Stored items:
***
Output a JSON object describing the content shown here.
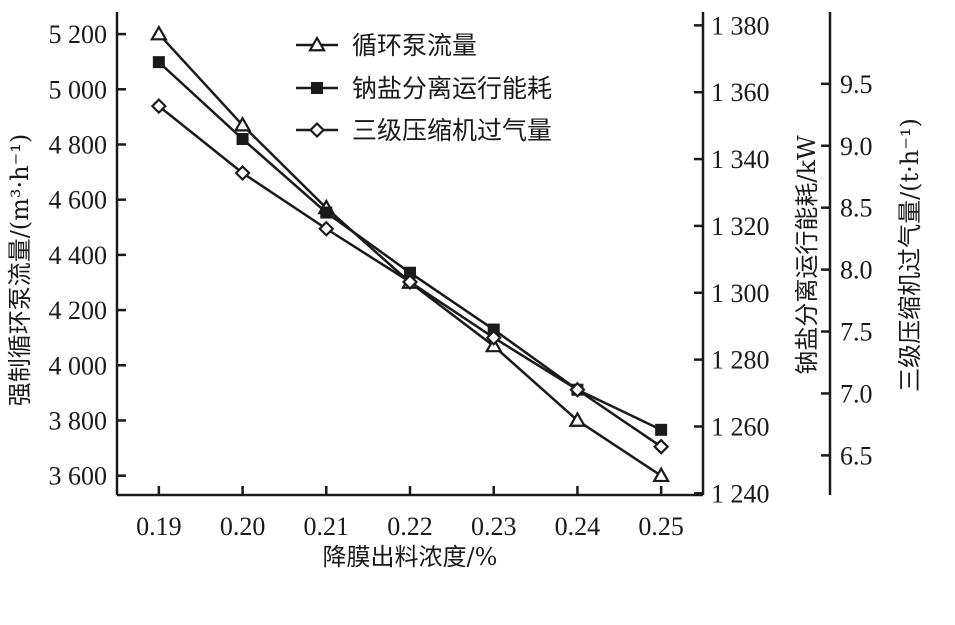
{
  "chart_data": {
    "type": "line",
    "x": [
      0.19,
      0.2,
      0.21,
      0.22,
      0.23,
      0.24,
      0.25
    ],
    "x_tick_labels": [
      "0.19",
      "0.20",
      "0.21",
      "0.22",
      "0.23",
      "0.24",
      "0.25"
    ],
    "xlabel": "降膜出料浓度/%",
    "xlim": [
      0.185,
      0.255
    ],
    "axes": {
      "left": {
        "label": "强制循环泵流量/(m³·h⁻¹)",
        "ylim": [
          3530,
          5280
        ],
        "ticks": [
          3600,
          3800,
          4000,
          4200,
          4400,
          4600,
          4800,
          5000,
          5200
        ],
        "tick_labels": [
          "3 600",
          "3 800",
          "4 000",
          "4 200",
          "4 400",
          "4 600",
          "4 800",
          "5 000",
          "5 200"
        ]
      },
      "right1": {
        "label": "钠盐分离运行能耗/kW",
        "ylim": [
          1239.5,
          1384
        ],
        "ticks": [
          1240,
          1260,
          1280,
          1300,
          1320,
          1340,
          1360,
          1380
        ],
        "tick_labels": [
          "1 240",
          "1 260",
          "1 280",
          "1 300",
          "1 320",
          "1 340",
          "1 360",
          "1 380"
        ]
      },
      "right2": {
        "label": "三级压缩机过气量/(t·h⁻¹)",
        "ylim": [
          6.18,
          10.08
        ],
        "ticks": [
          6.5,
          7.0,
          7.5,
          8.0,
          8.5,
          9.0,
          9.5
        ],
        "tick_labels": [
          "6.5",
          "7.0",
          "7.5",
          "8.0",
          "8.5",
          "9.0",
          "9.5"
        ]
      }
    },
    "series": [
      {
        "name": "循环泵流量",
        "axis": "left",
        "marker": "triangle-open",
        "values": [
          5200,
          4870,
          4570,
          4300,
          4070,
          3800,
          3600
        ]
      },
      {
        "name": "钠盐分离运行能耗",
        "axis": "right1",
        "marker": "square-filled",
        "values": [
          1369,
          1346,
          1324,
          1306,
          1289,
          1271,
          1259
        ]
      },
      {
        "name": "三级压缩机过气量",
        "axis": "right2",
        "marker": "diamond-open",
        "values": [
          9.32,
          8.78,
          8.33,
          7.9,
          7.45,
          7.03,
          6.57
        ]
      }
    ],
    "legend_position": "top-center",
    "grid": false
  }
}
***
(GOAL): Wherever "open" shows up in a line, copy that line.

(WORKED SOLUTION):
        "marker": "triangle-open",
        "marker": "diamond-open",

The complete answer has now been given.